**Exercise directions:** In the entries below, find every line holding the string "name" and collect it.

**Records to process:**
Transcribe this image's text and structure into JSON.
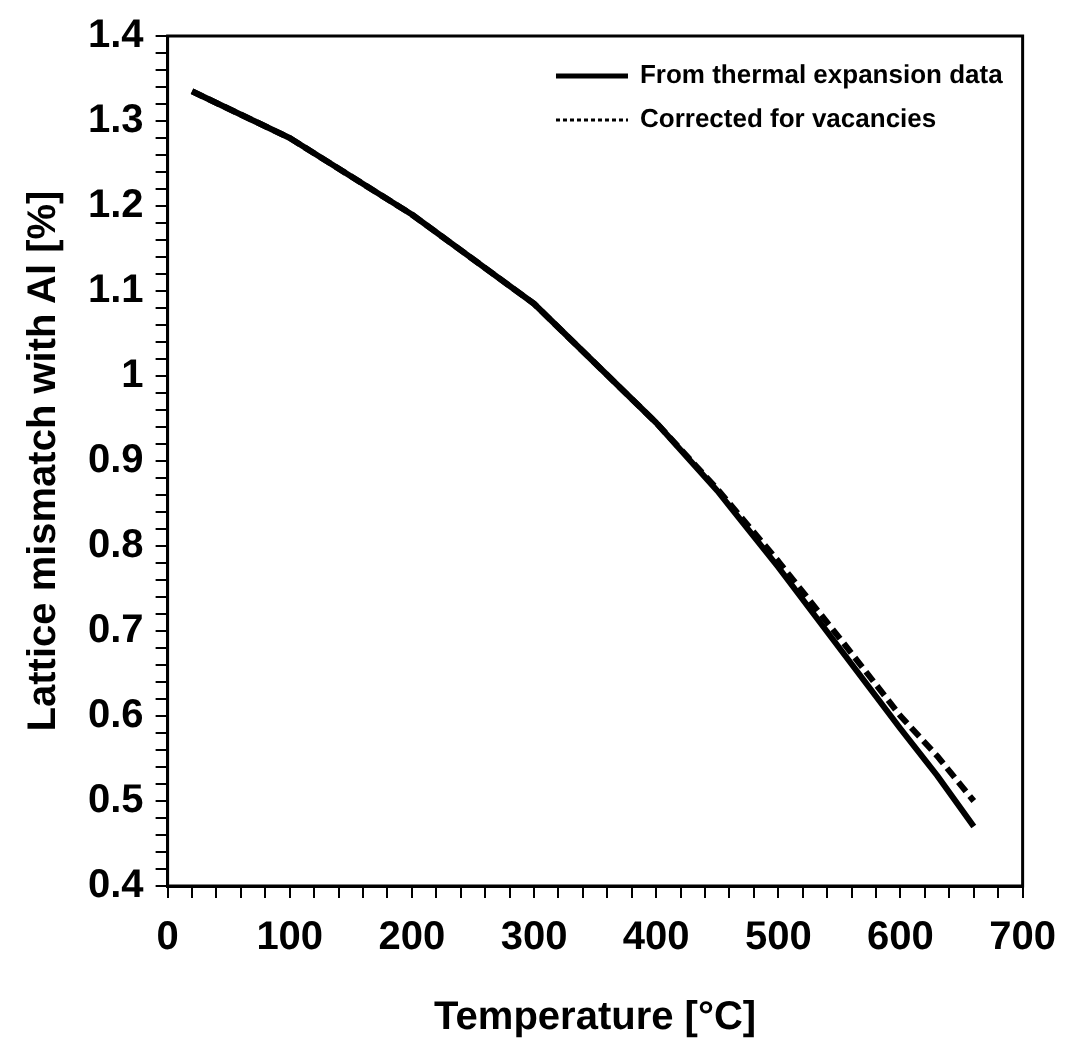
{
  "chart_data": {
    "type": "line",
    "xlabel": "Temperature [°C]",
    "ylabel": "Lattice mismatch with Al [%]",
    "xlim": [
      0,
      700
    ],
    "ylim": [
      0.4,
      1.4
    ],
    "xticks": [
      0,
      {
        "value": 20,
        "label": null
      },
      {
        "value": 40,
        "label": null
      },
      {
        "value": 60,
        "label": null
      },
      {
        "value": 80,
        "label": null
      },
      100,
      {
        "value": 120,
        "label": null
      },
      {
        "value": 140,
        "label": null
      },
      {
        "value": 160,
        "label": null
      },
      {
        "value": 180,
        "label": null
      },
      200,
      {
        "value": 220,
        "label": null
      },
      {
        "value": 240,
        "label": null
      },
      {
        "value": 260,
        "label": null
      },
      {
        "value": 280,
        "label": null
      },
      300,
      {
        "value": 320,
        "label": null
      },
      {
        "value": 340,
        "label": null
      },
      {
        "value": 360,
        "label": null
      },
      {
        "value": 380,
        "label": null
      },
      400,
      {
        "value": 420,
        "label": null
      },
      {
        "value": 440,
        "label": null
      },
      {
        "value": 460,
        "label": null
      },
      {
        "value": 480,
        "label": null
      },
      500,
      {
        "value": 520,
        "label": null
      },
      {
        "value": 540,
        "label": null
      },
      {
        "value": 560,
        "label": null
      },
      {
        "value": 580,
        "label": null
      },
      600,
      {
        "value": 620,
        "label": null
      },
      {
        "value": 640,
        "label": null
      },
      {
        "value": 660,
        "label": null
      },
      {
        "value": 680,
        "label": null
      },
      700
    ],
    "yticks": [
      0.4,
      {
        "value": 0.42,
        "label": null
      },
      {
        "value": 0.44,
        "label": null
      },
      {
        "value": 0.46,
        "label": null
      },
      {
        "value": 0.48,
        "label": null
      },
      0.5,
      {
        "value": 0.52,
        "label": null
      },
      {
        "value": 0.54,
        "label": null
      },
      {
        "value": 0.56,
        "label": null
      },
      {
        "value": 0.58,
        "label": null
      },
      0.6,
      {
        "value": 0.62,
        "label": null
      },
      {
        "value": 0.64,
        "label": null
      },
      {
        "value": 0.66,
        "label": null
      },
      {
        "value": 0.68,
        "label": null
      },
      0.7,
      {
        "value": 0.72,
        "label": null
      },
      {
        "value": 0.74,
        "label": null
      },
      {
        "value": 0.76,
        "label": null
      },
      {
        "value": 0.78,
        "label": null
      },
      0.8,
      {
        "value": 0.82,
        "label": null
      },
      {
        "value": 0.84,
        "label": null
      },
      {
        "value": 0.86,
        "label": null
      },
      {
        "value": 0.88,
        "label": null
      },
      0.9,
      {
        "value": 0.92,
        "label": null
      },
      {
        "value": 0.94,
        "label": null
      },
      {
        "value": 0.96,
        "label": null
      },
      {
        "value": 0.98,
        "label": null
      },
      1,
      {
        "value": 1.02,
        "label": null
      },
      {
        "value": 1.04,
        "label": null
      },
      {
        "value": 1.06,
        "label": null
      },
      {
        "value": 1.08,
        "label": null
      },
      1.1,
      {
        "value": 1.12,
        "label": null
      },
      {
        "value": 1.14,
        "label": null
      },
      {
        "value": 1.16,
        "label": null
      },
      {
        "value": 1.18,
        "label": null
      },
      1.2,
      {
        "value": 1.22,
        "label": null
      },
      {
        "value": 1.24,
        "label": null
      },
      {
        "value": 1.26,
        "label": null
      },
      {
        "value": 1.28,
        "label": null
      },
      1.3,
      {
        "value": 1.32,
        "label": null
      },
      {
        "value": 1.34,
        "label": null
      },
      {
        "value": 1.36,
        "label": null
      },
      {
        "value": 1.38,
        "label": null
      },
      1.4
    ],
    "grid": false,
    "legend": "top right",
    "marker": "none",
    "series": [
      {
        "name": "From thermal expansion data",
        "color": "#000000",
        "line_style": "solid",
        "x": [
          20,
          100,
          200,
          300,
          400,
          450,
          500,
          550,
          600,
          630,
          660
        ],
        "values": [
          1.335,
          1.28,
          1.19,
          1.085,
          0.945,
          0.865,
          0.775,
          0.68,
          0.585,
          0.53,
          0.47
        ]
      },
      {
        "name": "Corrected for vacancies",
        "color": "#000000",
        "line_style": "dashed",
        "x": [
          20,
          100,
          200,
          300,
          400,
          450,
          500,
          550,
          600,
          630,
          660
        ],
        "values": [
          1.335,
          1.28,
          1.19,
          1.085,
          0.945,
          0.867,
          0.782,
          0.692,
          0.6,
          0.553,
          0.5
        ]
      }
    ]
  }
}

**Worked answer:**
        "name": "From thermal expansion data",
        "name": "Corrected for vacancies",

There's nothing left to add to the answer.